◆ Data:
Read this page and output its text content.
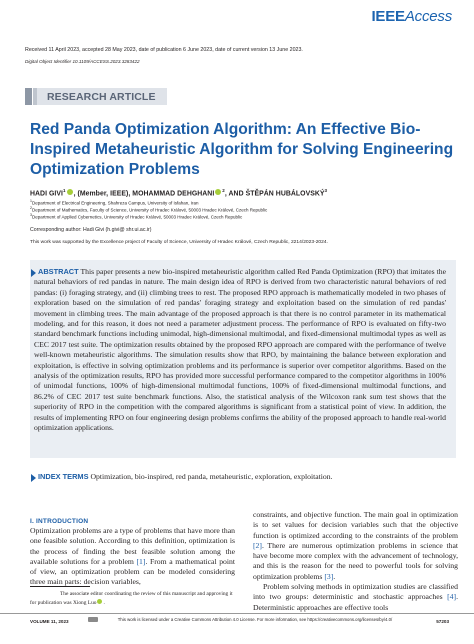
IEEEAccess
Received 11 April 2023, accepted 28 May 2023, date of publication 6 June 2023, date of current version 13 June 2023.
Digital Object Identifier 10.1109/ACCESS.2023.3283422
RESEARCH ARTICLE
Red Panda Optimization Algorithm: An Effective Bio-Inspired Metaheuristic Algorithm for Solving Engineering Optimization Problems
HADI GIVI$^1$ , (Member, IEEE), MOHAMMAD DEHGHANI $^2$, AND ŠTĚPÁN HUBÁLOVSKÝ$^3$
$^1$Department of Electrical Engineering, Shahreza Campus, University of Isfahan, Iran
$^2$Department of Mathematics, Faculty of Science, University of Hradec Králové, 50003 Hradec Králové, Czech Republic
$^3$Department of Applied Cybernetics, University of Hradec Králové, 50003 Hradec Králové, Czech Republic
Corresponding author: Hadi Givi (h.givi@ shr.ui.ac.ir)
This work was supported by the Excellence project of Faculty of Science, University of Hradec Králové, Czech Republic, 2214/2023-2024.
ABSTRACT This paper presents a new bio-inspired metaheuristic algorithm called Red Panda Optimization (RPO) that imitates the natural behaviors of red pandas in nature. The main design idea of RPO is derived from two characteristic natural behaviors of red pandas: (i) foraging strategy, and (ii) climbing trees to rest. The proposed RPO approach is mathematically modeled in two phases of exploration based on the simulation of red pandas' foraging strategy and exploitation based on the simulation of red pandas' movement in climbing trees. The main advantage of the proposed approach is that there is no control parameter in its mathematical modeling, and for this reason, it does not need a parameter adjustment process. The performance of RPO is evaluated on fifty-two standard benchmark functions including unimodal, high-dimensional multimodal, and fixed-dimensional multimodal types as well as CEC 2017 test suite. The optimization results obtained by the proposed RPO approach are compared with the performance of twelve well-known metaheuristic algorithms. The simulation results show that RPO, by maintaining the balance between exploration and exploitation, is effective in solving optimization problems and its performance is superior over competitor algorithms. Based on the analysis of the optimization results, RPO has provided more successful performance compared to the competitor algorithms in 100% of unimodal functions, 100% of high-dimensional multimodal functions, 100% of fixed-dimensional multimodal functions, and 86.2% of CEC 2017 test suite benchmark functions. Also, the statistical analysis of the Wilcoxon rank sum test shows that the superiority of RPO in the competition with the compared algorithms is significant from a statistical point of view. In addition, the results of implementing RPO on four engineering design problems confirms the ability of the proposed approach to handle real-world optimization applications.
INDEX TERMS Optimization, bio-inspired, red panda, metaheuristic, exploration, exploitation.
I. INTRODUCTION
Optimization problems are a type of problems that have more than one feasible solution. According to this definition, optimization is the process of finding the best feasible solution among the available solutions for a problem [1]. From a mathematical point of view, an optimization problem can be modeled considering three main parts: decision variables,
constraints, and objective function. The main goal in optimization is to set values for decision variables such that the objective function is optimized according to the constraints of the problem [2]. There are numerous optimization problems in science that have become more complex with the advancement of technology, and this is the reason for the need to powerful tools for solving optimization problems [3].
Problem solving methods in optimization studies are classified into two groups: deterministic and stochastic approaches [4]. Deterministic approaches are effective tools
The associate editor coordinating the review of this manuscript and approving it for publication was Xiong Luo .
VOLUME 11, 2023	This work is licensed under a Creative Commons Attribution 4.0 License. For more information, see https://creativecommons.org/licenses/by/4.0/	57203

◆ Exercise: Show the lines where the word "Czech" appears in the entries.

◆ Full output:
$^2$Department of Mathematics, Faculty of Science, University of Hradec Králové, 50003 Hradec Králové, Czech Republic
$^3$Department of Applied Cybernetics, University of Hradec Králové, 50003 Hradec Králové, Czech Republic
This work was supported by the Excellence project of Faculty of Science, University of Hradec Králové, Czech Republic, 2214/2023-2024.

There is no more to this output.